# STORED ROWS:
════════════════

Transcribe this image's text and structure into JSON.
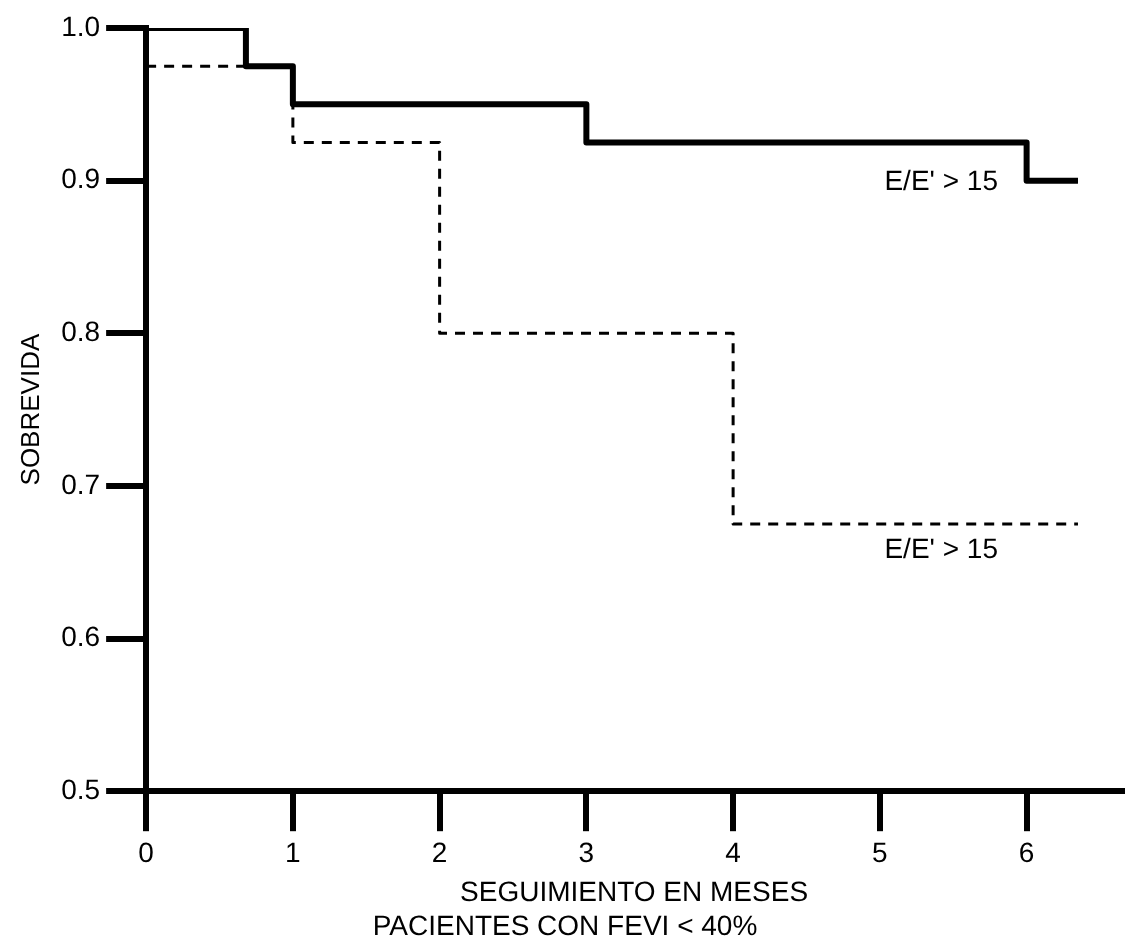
{
  "chart_data": {
    "type": "step",
    "xlabel": "SEGUIMIENTO EN MESES",
    "ylabel": "SOBREVIDA",
    "title": "PACIENTES CON FEVI < 40%",
    "series": [
      {
        "name": "E/E' > 15",
        "color": "#000000",
        "line_style": "solid",
        "x": [
          0,
          0.68,
          1,
          3,
          6,
          6.35
        ],
        "values": [
          1,
          0.975,
          0.95,
          0.925,
          0.9,
          0.9
        ]
      },
      {
        "name": "E/E' > 15",
        "color": "#000000",
        "line_style": "dashed",
        "x": [
          0,
          1,
          2,
          4,
          6.35
        ],
        "values": [
          0.975,
          0.925,
          0.8,
          0.675,
          0.675
        ]
      }
    ],
    "xlim": [
      0,
      6.65
    ],
    "xticks": [
      0,
      1,
      2,
      3,
      4,
      5,
      6
    ],
    "ylim": [
      0.5,
      1.0
    ],
    "yticks": [
      {
        "value": 0.5,
        "label": "0.5"
      },
      {
        "value": 0.6,
        "label": "0.6"
      },
      {
        "value": 0.7,
        "label": "0.7"
      },
      {
        "value": 0.8,
        "label": "0.8"
      },
      {
        "value": 0.9,
        "label": "0.9"
      },
      {
        "value": 1.0,
        "label": "1.0"
      }
    ],
    "grid": false,
    "legend": false,
    "marker": "none"
  }
}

════════════════

# EXERCISE PROMPT:
Omit the pictures and give the material again, exactly and in full.

# FINAL RESULT:
Transcribe this image's text and structure into JSON.
{
  "chart_data": {
    "type": "step",
    "xlabel": "SEGUIMIENTO EN MESES",
    "ylabel": "SOBREVIDA",
    "title": "PACIENTES CON FEVI < 40%",
    "series": [
      {
        "name": "E/E' > 15",
        "color": "#000000",
        "line_style": "solid",
        "x": [
          0,
          0.68,
          1,
          3,
          6,
          6.35
        ],
        "values": [
          1,
          0.975,
          0.95,
          0.925,
          0.9,
          0.9
        ]
      },
      {
        "name": "E/E' > 15",
        "color": "#000000",
        "line_style": "dashed",
        "x": [
          0,
          1,
          2,
          4,
          6.35
        ],
        "values": [
          0.975,
          0.925,
          0.8,
          0.675,
          0.675
        ]
      }
    ],
    "xlim": [
      0,
      6.65
    ],
    "xticks": [
      0,
      1,
      2,
      3,
      4,
      5,
      6
    ],
    "ylim": [
      0.5,
      1.0
    ],
    "yticks": [
      {
        "value": 0.5,
        "label": "0.5"
      },
      {
        "value": 0.6,
        "label": "0.6"
      },
      {
        "value": 0.7,
        "label": "0.7"
      },
      {
        "value": 0.8,
        "label": "0.8"
      },
      {
        "value": 0.9,
        "label": "0.9"
      },
      {
        "value": 1.0,
        "label": "1.0"
      }
    ],
    "grid": false,
    "legend": false,
    "marker": "none"
  }
}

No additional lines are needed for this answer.